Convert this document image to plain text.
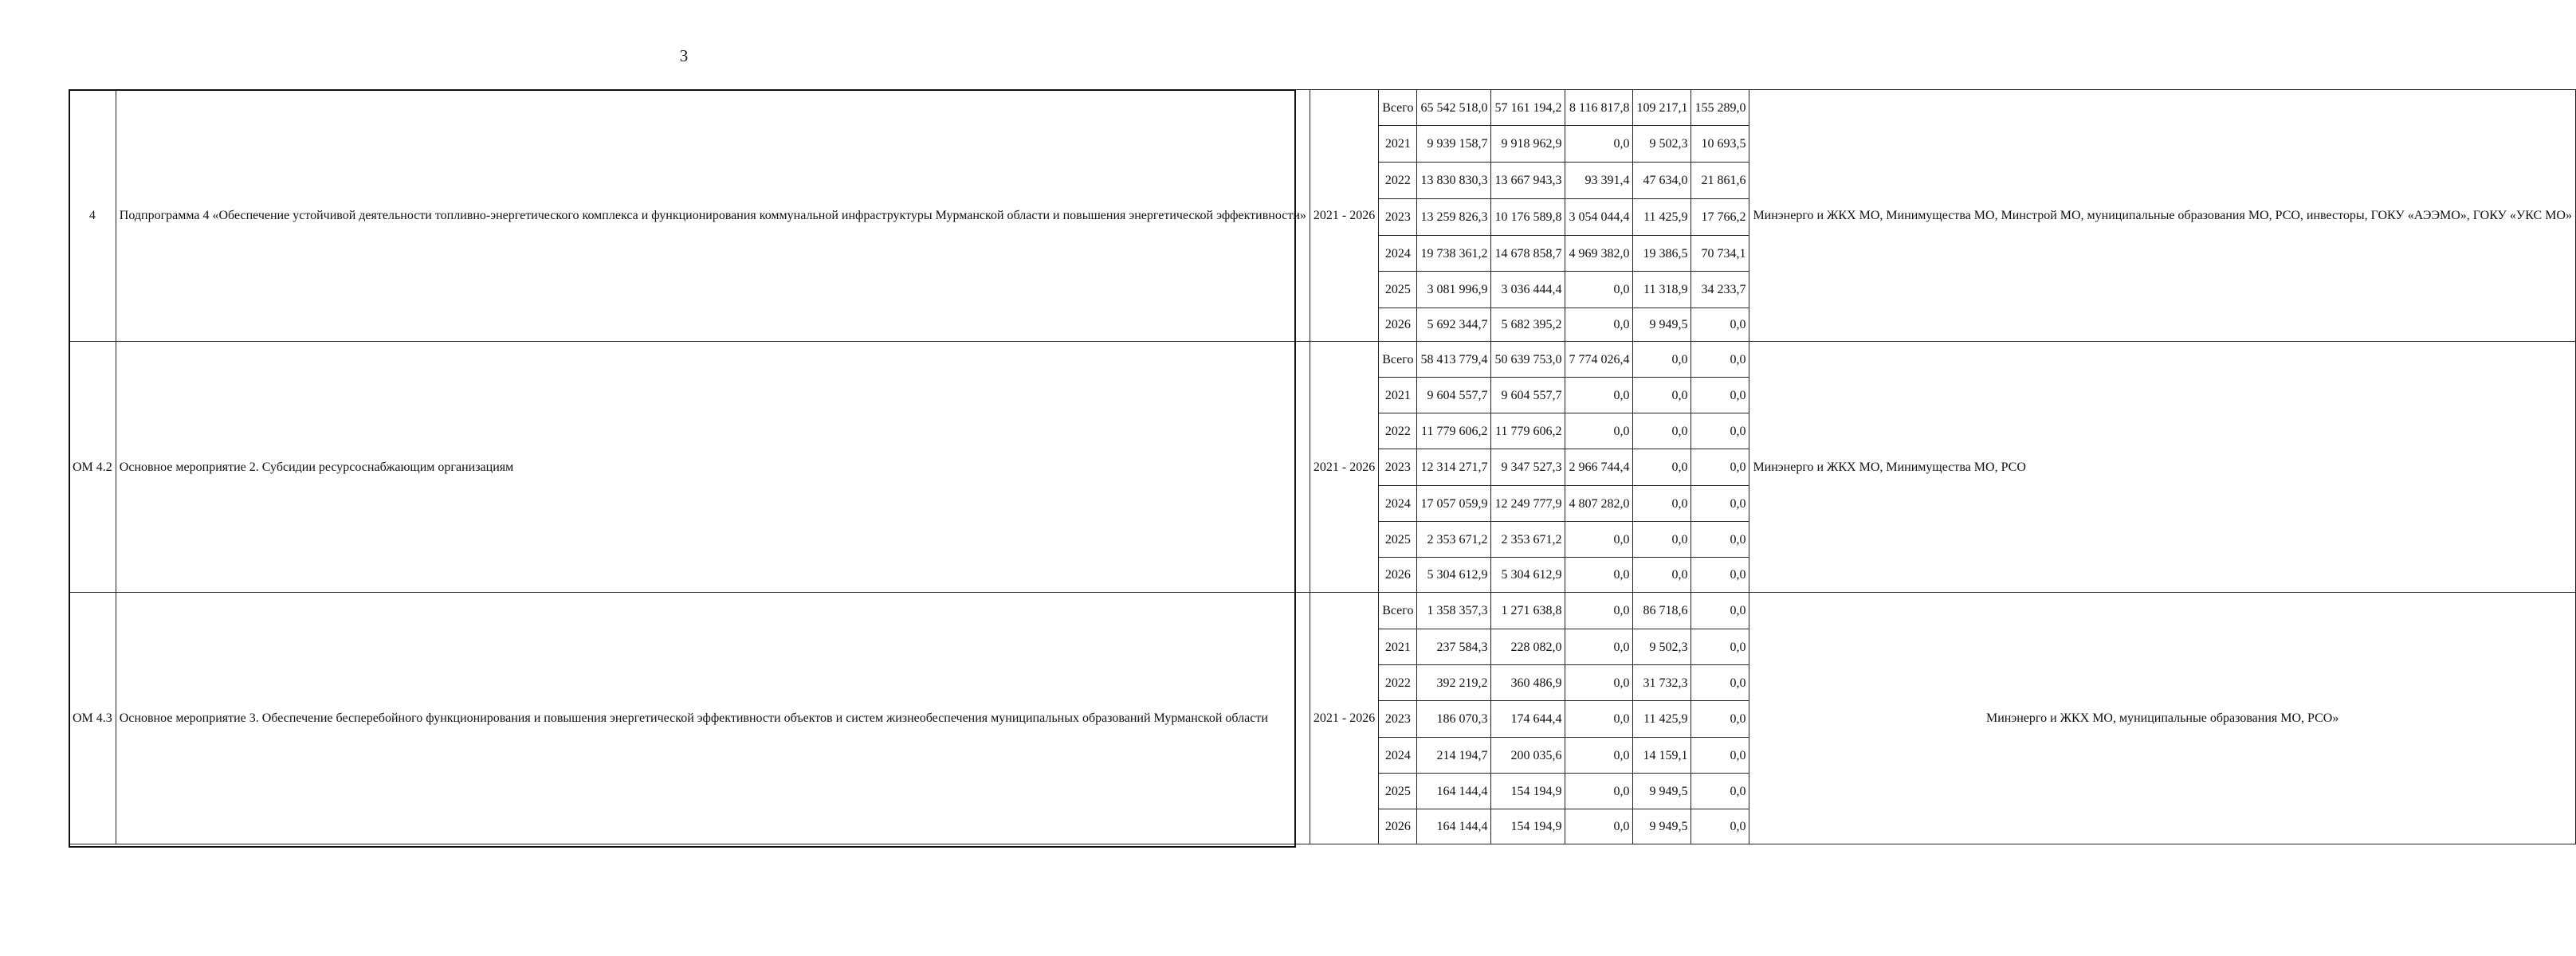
3
4	Подпрограмма 4 «Обеспечение устойчивой деятельности топливно-энергетического комплекса и функционирования коммунальной инфраструктуры Мурманской области и повышения энергетической эффективности»	2021 - 2026	Всего	65 542 518,0	57 161 194,2	8 116 817,8	109 217,1	155 289,0	Минэнерго и ЖКХ МО, Минимущества МО, Минстрой МО, муниципальные образования МО, РСО, инвесторы, ГОКУ «АЭЭМО», ГОКУ «УКС МО»
			2021	9 939 158,7	9 918 962,9	0,0	9 502,3	10 693,5	
			2022	13 830 830,3	13 667 943,3	93 391,4	47 634,0	21 861,6	
			2023	13 259 826,3	10 176 589,8	3 054 044,4	11 425,9	17 766,2	
			2024	19 738 361,2	14 678 858,7	4 969 382,0	19 386,5	70 734,1	
			2025	3 081 996,9	3 036 444,4	0,0	11 318,9	34 233,7	
			2026	5 692 344,7	5 682 395,2	0,0	9 949,5	0,0	
ОМ 4.2	Основное мероприятие 2. Субсидии ресурсоснабжающим организациям	2021 - 2026	Всего	58 413 779,4	50 639 753,0	7 774 026,4	0,0	0,0	Минэнерго и ЖКХ МО, Минимущества МО, РСО
			2021	9 604 557,7	9 604 557,7	0,0	0,0	0,0	
			2022	11 779 606,2	11 779 606,2	0,0	0,0	0,0	
			2023	12 314 271,7	9 347 527,3	2 966 744,4	0,0	0,0	
			2024	17 057 059,9	12 249 777,9	4 807 282,0	0,0	0,0	
			2025	2 353 671,2	2 353 671,2	0,0	0,0	0,0	
			2026	5 304 612,9	5 304 612,9	0,0	0,0	0,0	
ОМ 4.3	Основное мероприятие 3. Обеспечение бесперебойного функционирования и повышения энергетической эффективности объектов и систем жизнеобеспечения муниципальных образований Мурманской области	2021 - 2026	Всего	1 358 357,3	1 271 638,8	0,0	86 718,6	0,0	Минэнерго и ЖКХ МО, муниципальные образования МО, РСО»
			2021	237 584,3	228 082,0	0,0	9 502,3	0,0	
			2022	392 219,2	360 486,9	0,0	31 732,3	0,0	
			2023	186 070,3	174 644,4	0,0	11 425,9	0,0	
			2024	214 194,7	200 035,6	0,0	14 159,1	0,0	
			2025	164 144,4	154 194,9	0,0	9 949,5	0,0	
			2026	164 144,4	154 194,9	0,0	9 949,5	0,0	
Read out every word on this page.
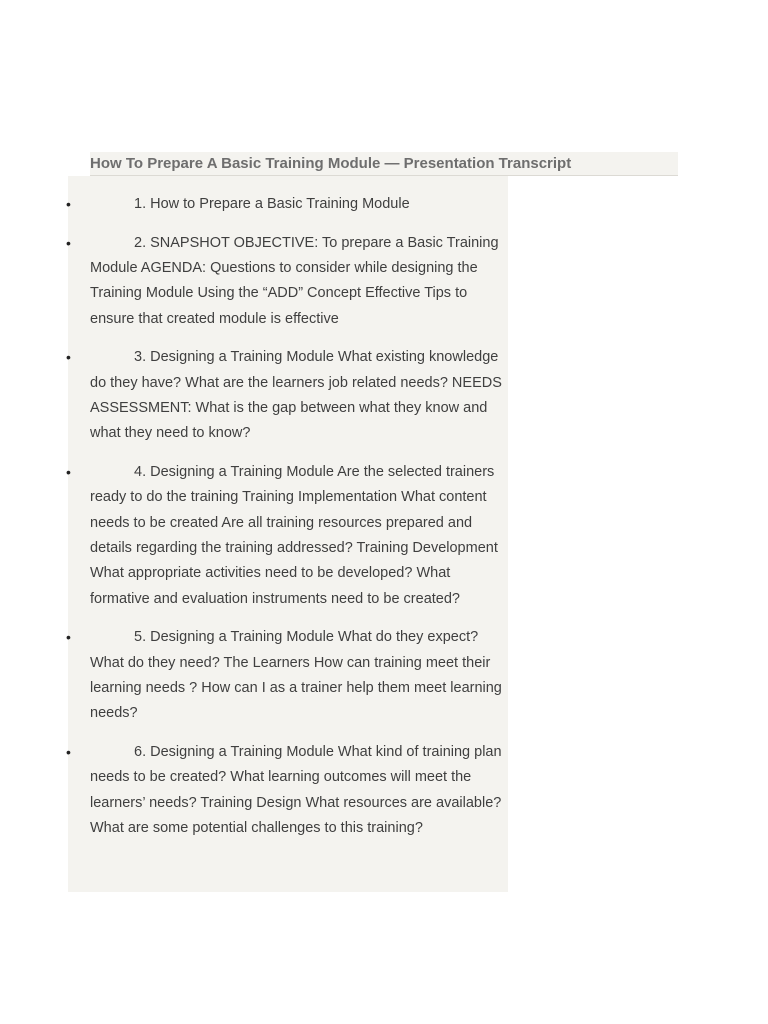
How To Prepare A Basic Training Module — Presentation Transcript
•	1. How to Prepare a Basic Training Module
•	2. SNAPSHOT OBJECTIVE: To prepare a Basic Training Module AGENDA: Questions to consider while designing the Training Module Using the “ADD” Concept Effective Tips to ensure that created module is effective
•	3. Designing a Training Module What existing knowledge do they have? What are the learners job related needs? NEEDS ASSESSMENT: What is the gap between what they know and what they need to know?
•	4. Designing a Training Module Are the selected trainers ready to do the training Training Implementation What content needs to be created Are all training resources prepared and details regarding the training addressed? Training Development What appropriate activities need to be developed? What formative and evaluation instruments need to be created?
•	5. Designing a Training Module What do they expect? What do they need? The Learners How can training meet their learning needs ? How can I as a trainer help them meet learning needs?
•	6. Designing a Training Module What kind of training plan needs to be created? What learning outcomes will meet the learners’ needs? Training Design What resources are available? What are some potential challenges to this training?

***

> **THE PROBLEM**
From the entries above, select each line containing the string "функционирования".

> **FINAL RESULT**
4	Подпрограмма 4 «Обеспечение устойчивой деятельности топливно-энергетического комплекса и функционирования коммунальной инфраструктуры Мурманской области и повышения энергетической эффективности»	2021 - 2026	Всего	65 542 518,0	57 161 194,2	8 116 817,8	109 217,1	155 289,0	Минэнерго и ЖКХ МО, Минимущества МО, Минстрой МО, муниципальные образования МО, РСО, инвесторы, ГОКУ «АЭЭМО», ГОКУ «УКС МО»
ОМ 4.3	Основное мероприятие 3. Обеспечение бесперебойного функционирования и повышения энергетической эффективности объектов и систем жизнеобеспечения муниципальных образований Мурманской области	2021 - 2026	Всего	1 358 357,3	1 271 638,8	0,0	86 718,6	0,0	Минэнерго и ЖКХ МО, муниципальные образования МО, РСО»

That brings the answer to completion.